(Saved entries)
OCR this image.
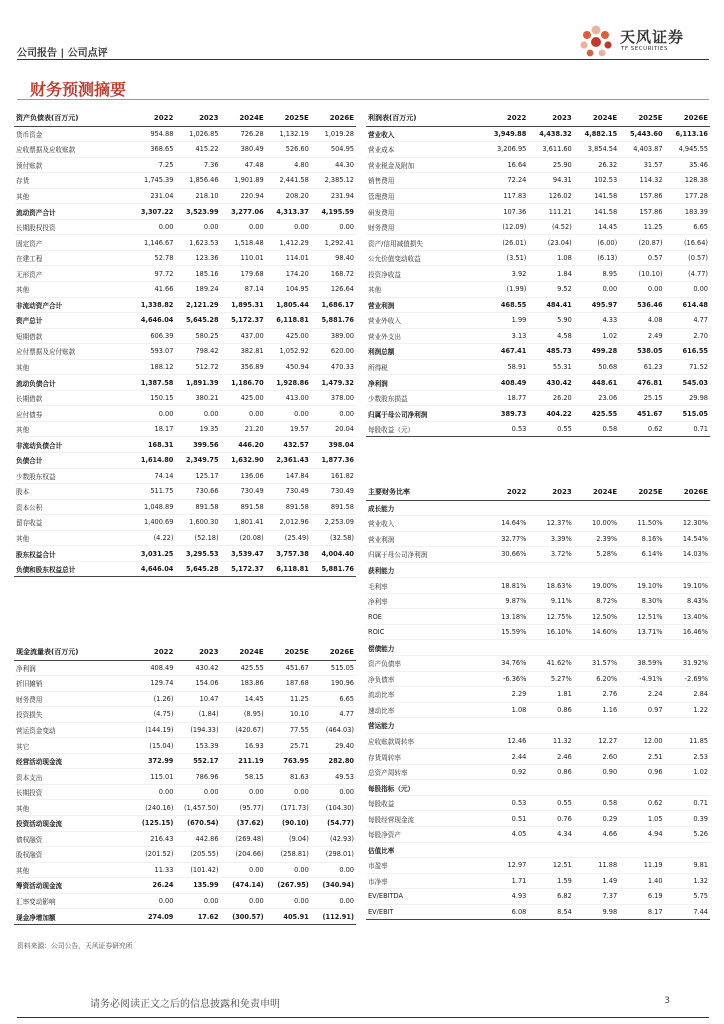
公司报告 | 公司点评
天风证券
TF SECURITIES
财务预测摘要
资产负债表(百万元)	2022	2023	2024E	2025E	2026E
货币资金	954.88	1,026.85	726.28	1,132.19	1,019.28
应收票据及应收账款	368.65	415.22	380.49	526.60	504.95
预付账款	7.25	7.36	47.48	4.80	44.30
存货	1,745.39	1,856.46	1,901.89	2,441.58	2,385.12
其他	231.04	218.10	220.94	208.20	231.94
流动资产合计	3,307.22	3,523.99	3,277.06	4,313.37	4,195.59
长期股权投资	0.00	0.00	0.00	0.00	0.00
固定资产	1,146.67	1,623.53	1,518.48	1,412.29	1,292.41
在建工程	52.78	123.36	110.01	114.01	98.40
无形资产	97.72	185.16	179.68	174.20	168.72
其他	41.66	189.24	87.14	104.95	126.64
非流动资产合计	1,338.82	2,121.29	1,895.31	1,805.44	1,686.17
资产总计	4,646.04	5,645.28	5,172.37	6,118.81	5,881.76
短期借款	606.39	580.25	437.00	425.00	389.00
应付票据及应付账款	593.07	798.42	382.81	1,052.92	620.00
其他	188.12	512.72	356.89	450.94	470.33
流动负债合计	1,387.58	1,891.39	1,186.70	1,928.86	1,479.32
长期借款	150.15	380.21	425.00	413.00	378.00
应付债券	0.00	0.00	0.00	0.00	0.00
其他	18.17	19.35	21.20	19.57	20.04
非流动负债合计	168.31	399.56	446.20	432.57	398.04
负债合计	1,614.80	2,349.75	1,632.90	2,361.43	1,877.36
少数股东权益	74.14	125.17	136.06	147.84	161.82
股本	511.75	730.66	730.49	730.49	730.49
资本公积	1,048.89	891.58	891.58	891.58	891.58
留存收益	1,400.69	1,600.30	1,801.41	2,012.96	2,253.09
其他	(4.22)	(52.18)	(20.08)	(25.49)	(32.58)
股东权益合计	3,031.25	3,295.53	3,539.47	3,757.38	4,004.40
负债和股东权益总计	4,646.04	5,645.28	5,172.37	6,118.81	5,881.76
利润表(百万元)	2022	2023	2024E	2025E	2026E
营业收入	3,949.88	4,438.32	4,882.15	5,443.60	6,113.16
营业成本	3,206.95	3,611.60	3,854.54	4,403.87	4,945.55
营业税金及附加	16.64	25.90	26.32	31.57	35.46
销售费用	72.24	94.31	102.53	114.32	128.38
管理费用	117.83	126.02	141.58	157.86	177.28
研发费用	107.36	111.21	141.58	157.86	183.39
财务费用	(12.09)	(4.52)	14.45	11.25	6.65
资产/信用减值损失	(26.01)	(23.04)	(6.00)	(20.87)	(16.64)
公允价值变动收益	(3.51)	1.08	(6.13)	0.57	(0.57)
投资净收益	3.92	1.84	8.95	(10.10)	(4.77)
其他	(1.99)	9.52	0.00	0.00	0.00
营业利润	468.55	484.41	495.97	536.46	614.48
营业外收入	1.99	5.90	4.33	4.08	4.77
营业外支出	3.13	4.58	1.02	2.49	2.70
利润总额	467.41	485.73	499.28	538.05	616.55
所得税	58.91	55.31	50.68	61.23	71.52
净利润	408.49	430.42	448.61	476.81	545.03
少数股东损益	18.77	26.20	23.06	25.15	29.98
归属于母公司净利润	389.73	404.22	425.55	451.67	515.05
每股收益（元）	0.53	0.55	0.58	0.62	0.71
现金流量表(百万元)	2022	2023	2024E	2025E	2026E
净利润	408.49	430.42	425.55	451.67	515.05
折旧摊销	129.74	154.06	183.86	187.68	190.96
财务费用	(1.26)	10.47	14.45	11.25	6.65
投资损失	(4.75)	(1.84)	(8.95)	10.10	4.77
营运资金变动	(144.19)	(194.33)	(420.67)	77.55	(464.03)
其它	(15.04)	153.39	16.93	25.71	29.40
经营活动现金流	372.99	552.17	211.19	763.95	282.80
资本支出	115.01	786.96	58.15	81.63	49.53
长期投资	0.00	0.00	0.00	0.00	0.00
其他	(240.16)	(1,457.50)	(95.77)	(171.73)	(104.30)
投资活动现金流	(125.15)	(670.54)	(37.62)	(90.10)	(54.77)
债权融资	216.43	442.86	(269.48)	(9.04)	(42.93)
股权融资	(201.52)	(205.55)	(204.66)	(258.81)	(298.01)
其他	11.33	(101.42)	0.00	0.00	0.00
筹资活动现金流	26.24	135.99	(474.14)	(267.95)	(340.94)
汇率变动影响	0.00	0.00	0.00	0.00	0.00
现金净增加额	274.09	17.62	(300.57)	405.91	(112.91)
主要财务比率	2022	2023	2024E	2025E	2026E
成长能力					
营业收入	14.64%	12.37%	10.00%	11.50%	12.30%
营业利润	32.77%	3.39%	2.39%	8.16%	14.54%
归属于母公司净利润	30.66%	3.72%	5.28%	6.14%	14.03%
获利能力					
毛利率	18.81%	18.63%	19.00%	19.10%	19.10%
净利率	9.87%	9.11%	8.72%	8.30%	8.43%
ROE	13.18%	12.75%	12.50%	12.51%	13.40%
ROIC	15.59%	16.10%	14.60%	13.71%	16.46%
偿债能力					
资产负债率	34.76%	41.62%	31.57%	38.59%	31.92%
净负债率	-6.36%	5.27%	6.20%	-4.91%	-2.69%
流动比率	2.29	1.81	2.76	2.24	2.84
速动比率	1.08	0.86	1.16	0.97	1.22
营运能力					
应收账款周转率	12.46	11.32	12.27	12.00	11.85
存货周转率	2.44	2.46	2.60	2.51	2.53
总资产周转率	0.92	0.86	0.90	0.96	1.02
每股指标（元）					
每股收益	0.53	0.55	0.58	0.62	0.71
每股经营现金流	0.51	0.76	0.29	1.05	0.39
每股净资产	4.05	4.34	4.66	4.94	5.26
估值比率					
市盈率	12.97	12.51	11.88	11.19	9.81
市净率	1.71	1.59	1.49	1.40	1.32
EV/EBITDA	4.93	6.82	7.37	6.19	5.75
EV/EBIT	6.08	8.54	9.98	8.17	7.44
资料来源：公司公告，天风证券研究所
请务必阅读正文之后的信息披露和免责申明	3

...

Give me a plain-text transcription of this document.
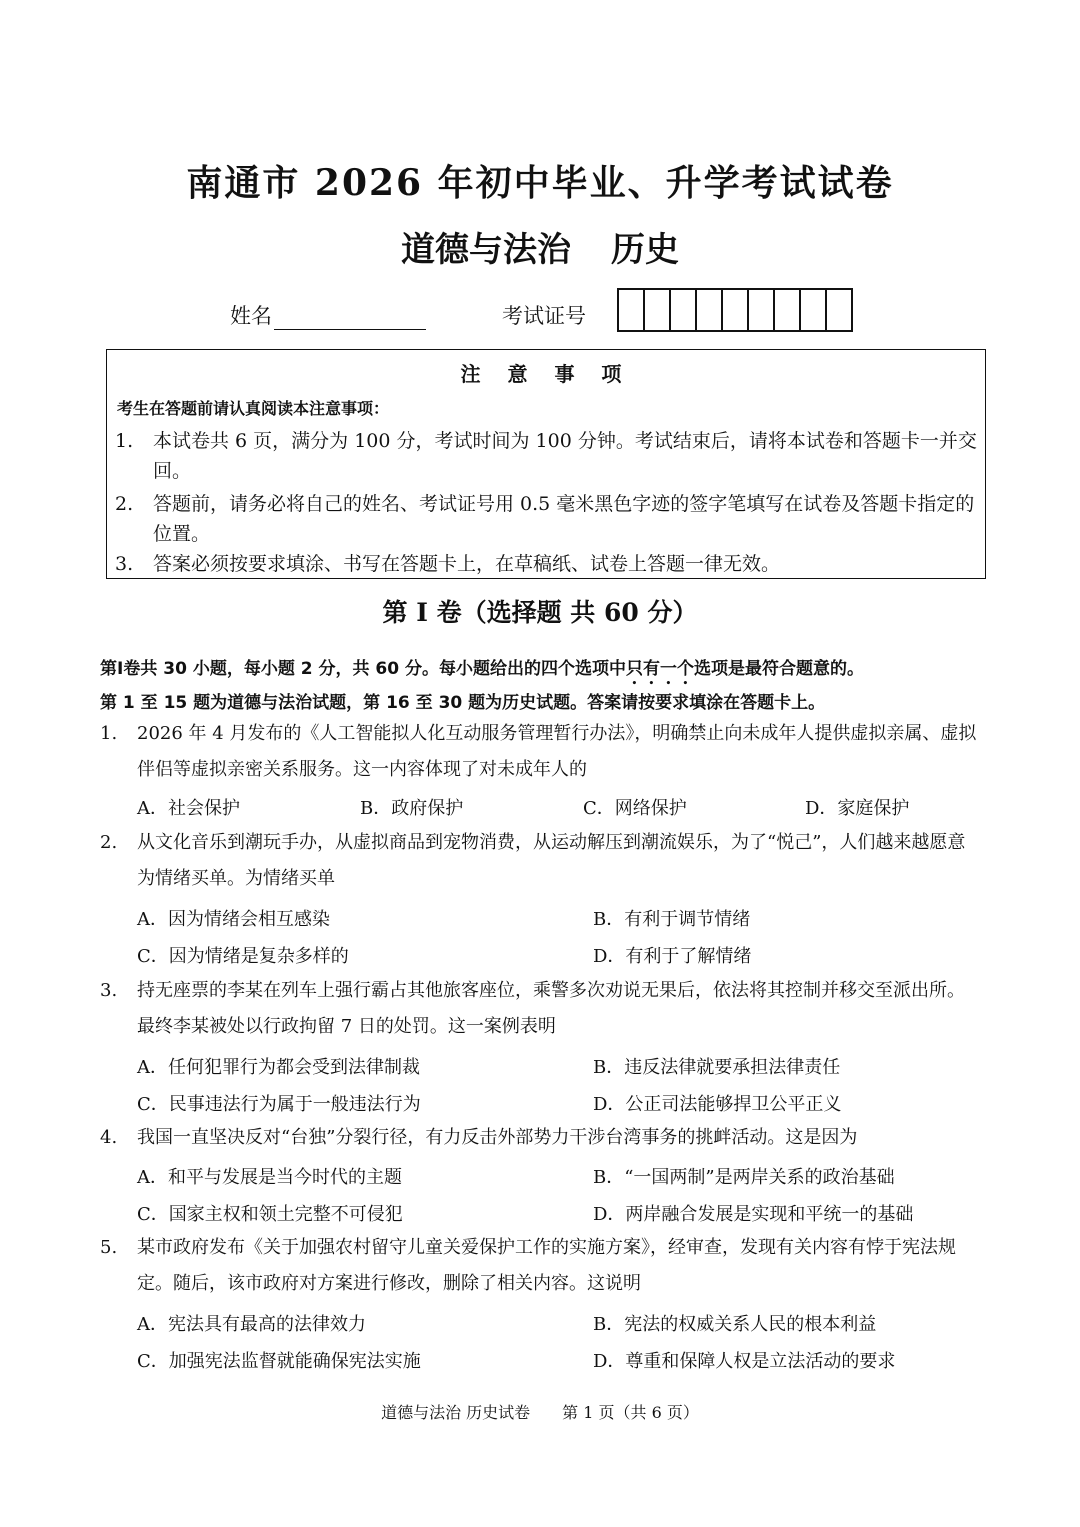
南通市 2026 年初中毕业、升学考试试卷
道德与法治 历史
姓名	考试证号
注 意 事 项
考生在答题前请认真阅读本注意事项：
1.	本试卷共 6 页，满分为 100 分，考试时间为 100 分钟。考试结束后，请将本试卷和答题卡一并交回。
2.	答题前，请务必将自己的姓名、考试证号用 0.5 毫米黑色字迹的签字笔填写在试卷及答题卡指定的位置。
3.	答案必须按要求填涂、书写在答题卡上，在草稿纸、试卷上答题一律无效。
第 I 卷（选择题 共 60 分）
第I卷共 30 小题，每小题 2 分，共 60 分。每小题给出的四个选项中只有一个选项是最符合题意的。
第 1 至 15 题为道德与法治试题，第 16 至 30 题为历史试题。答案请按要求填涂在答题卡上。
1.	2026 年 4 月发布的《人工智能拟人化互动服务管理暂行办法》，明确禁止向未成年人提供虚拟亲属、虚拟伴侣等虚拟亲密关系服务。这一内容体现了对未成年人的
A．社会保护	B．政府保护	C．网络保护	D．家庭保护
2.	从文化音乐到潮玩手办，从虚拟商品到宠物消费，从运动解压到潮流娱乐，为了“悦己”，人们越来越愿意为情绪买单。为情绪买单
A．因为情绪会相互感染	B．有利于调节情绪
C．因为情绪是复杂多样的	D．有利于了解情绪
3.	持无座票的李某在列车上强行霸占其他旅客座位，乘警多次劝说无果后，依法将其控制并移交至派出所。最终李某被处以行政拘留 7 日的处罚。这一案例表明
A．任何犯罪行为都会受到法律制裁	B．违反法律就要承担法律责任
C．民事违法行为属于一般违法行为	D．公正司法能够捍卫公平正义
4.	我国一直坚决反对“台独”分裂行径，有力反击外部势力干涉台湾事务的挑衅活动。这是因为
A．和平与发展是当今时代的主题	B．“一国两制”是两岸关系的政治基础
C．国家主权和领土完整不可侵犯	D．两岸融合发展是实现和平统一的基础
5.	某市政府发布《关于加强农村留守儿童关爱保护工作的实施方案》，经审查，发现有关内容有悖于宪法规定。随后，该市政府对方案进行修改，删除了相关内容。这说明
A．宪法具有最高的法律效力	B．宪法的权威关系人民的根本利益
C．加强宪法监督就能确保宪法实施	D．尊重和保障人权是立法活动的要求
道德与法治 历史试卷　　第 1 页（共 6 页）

* [REQUEST]:
Find every line above that contains the word "this", and return each one.

* [TASK ANSWER]:
OCR this image.
Give me a plain-text transcription of this document.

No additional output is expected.